EXERCISE DIRECTIONS: Output an exact reproduction of the data.
-- BEGIN EXERCISE INPUT --
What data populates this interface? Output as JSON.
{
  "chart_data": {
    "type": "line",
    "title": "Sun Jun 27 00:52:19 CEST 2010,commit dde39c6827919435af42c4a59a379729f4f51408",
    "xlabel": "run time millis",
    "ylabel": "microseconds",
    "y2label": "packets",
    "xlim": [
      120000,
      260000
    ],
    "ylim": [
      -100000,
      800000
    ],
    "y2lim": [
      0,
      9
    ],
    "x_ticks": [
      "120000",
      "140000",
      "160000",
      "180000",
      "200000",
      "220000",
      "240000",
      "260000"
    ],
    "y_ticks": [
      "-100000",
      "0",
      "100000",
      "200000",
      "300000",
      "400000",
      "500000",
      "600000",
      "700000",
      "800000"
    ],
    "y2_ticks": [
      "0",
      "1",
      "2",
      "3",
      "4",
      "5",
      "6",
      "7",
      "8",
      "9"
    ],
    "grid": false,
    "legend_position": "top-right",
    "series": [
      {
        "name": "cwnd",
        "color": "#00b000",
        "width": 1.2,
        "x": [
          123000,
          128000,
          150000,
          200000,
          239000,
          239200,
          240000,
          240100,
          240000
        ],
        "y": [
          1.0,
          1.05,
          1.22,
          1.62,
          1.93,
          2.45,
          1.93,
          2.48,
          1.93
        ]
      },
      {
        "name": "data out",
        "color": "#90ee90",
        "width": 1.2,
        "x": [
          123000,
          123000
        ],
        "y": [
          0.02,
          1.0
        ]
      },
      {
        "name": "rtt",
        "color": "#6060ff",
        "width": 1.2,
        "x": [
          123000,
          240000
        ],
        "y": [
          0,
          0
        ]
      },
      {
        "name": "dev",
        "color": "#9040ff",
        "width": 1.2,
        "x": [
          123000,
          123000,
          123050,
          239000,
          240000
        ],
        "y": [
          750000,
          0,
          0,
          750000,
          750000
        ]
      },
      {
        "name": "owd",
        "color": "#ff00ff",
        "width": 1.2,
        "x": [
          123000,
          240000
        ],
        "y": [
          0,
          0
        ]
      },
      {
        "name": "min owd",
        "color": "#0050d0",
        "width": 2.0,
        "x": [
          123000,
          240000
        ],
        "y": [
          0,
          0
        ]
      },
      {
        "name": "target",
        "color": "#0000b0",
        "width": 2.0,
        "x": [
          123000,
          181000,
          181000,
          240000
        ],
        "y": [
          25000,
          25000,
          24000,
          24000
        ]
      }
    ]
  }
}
-- END EXERCISE INPUT --
FINAL RESULT:
What data populates this interface? Output as JSON.
{
  "chart_data": {
    "type": "line",
    "title": "Sun Jun 27 00:52:19 CEST 2010,commit dde39c6827919435af42c4a59a379729f4f51408",
    "xlabel": "run time millis",
    "ylabel": "microseconds",
    "y2label": "packets",
    "xlim": [
      120000,
      260000
    ],
    "ylim": [
      -100000,
      800000
    ],
    "y2lim": [
      0,
      9
    ],
    "x_ticks": [
      "120000",
      "140000",
      "160000",
      "180000",
      "200000",
      "220000",
      "240000",
      "260000"
    ],
    "y_ticks": [
      "-100000",
      "0",
      "100000",
      "200000",
      "300000",
      "400000",
      "500000",
      "600000",
      "700000",
      "800000"
    ],
    "y2_ticks": [
      "0",
      "1",
      "2",
      "3",
      "4",
      "5",
      "6",
      "7",
      "8",
      "9"
    ],
    "grid": false,
    "legend_position": "top-right",
    "series": [
      {
        "name": "cwnd",
        "color": "#00b000",
        "width": 1.2,
        "x": [
          123000,
          128000,
          150000,
          200000,
          239000,
          239200,
          240000,
          240100,
          240000
        ],
        "y": [
          1.0,
          1.05,
          1.22,
          1.62,
          1.93,
          2.45,
          1.93,
          2.48,
          1.93
        ]
      },
      {
        "name": "data out",
        "color": "#90ee90",
        "width": 1.2,
        "x": [
          123000,
          123000
        ],
        "y": [
          0.02,
          1.0
        ]
      },
      {
        "name": "rtt",
        "color": "#6060ff",
        "width": 1.2,
        "x": [
          123000,
          240000
        ],
        "y": [
          0,
          0
        ]
      },
      {
        "name": "dev",
        "color": "#9040ff",
        "width": 1.2,
        "x": [
          123000,
          123000,
          123050,
          239000,
          240000
        ],
        "y": [
          750000,
          0,
          0,
          750000,
          750000
        ]
      },
      {
        "name": "owd",
        "color": "#ff00ff",
        "width": 1.2,
        "x": [
          123000,
          240000
        ],
        "y": [
          0,
          0
        ]
      },
      {
        "name": "min owd",
        "color": "#0050d0",
        "width": 2.0,
        "x": [
          123000,
          240000
        ],
        "y": [
          0,
          0
        ]
      },
      {
        "name": "target",
        "color": "#0000b0",
        "width": 2.0,
        "x": [
          123000,
          181000,
          181000,
          240000
        ],
        "y": [
          25000,
          25000,
          24000,
          24000
        ]
      }
    ]
  }
}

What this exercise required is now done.